SOURCE DATA
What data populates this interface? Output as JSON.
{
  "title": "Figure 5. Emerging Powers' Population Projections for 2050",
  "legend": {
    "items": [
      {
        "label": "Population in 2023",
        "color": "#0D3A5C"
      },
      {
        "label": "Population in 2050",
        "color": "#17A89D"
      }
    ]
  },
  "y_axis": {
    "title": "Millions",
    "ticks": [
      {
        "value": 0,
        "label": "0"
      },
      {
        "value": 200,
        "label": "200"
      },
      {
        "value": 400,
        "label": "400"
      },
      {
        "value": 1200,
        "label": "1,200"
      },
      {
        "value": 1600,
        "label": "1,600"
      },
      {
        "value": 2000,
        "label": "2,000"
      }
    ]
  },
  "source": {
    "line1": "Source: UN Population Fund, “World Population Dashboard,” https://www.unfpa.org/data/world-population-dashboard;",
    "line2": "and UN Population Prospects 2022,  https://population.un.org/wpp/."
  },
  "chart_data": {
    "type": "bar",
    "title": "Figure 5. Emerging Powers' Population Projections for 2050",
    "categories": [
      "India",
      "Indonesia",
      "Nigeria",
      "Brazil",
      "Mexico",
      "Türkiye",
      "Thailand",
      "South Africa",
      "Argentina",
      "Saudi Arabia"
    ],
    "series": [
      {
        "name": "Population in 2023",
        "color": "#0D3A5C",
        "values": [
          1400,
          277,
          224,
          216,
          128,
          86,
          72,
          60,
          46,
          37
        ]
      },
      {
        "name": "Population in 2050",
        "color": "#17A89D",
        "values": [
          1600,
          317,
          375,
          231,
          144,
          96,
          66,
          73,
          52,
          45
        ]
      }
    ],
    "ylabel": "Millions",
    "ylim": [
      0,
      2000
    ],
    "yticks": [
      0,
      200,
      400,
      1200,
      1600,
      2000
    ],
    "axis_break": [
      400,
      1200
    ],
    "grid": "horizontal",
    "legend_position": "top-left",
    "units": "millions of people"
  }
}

WHAT YOU SHOULD DO
Looking at the records above, say how many lines hold the string "Powers". Write nothing but the number.

SOLUTION TO THE PROBLEM
2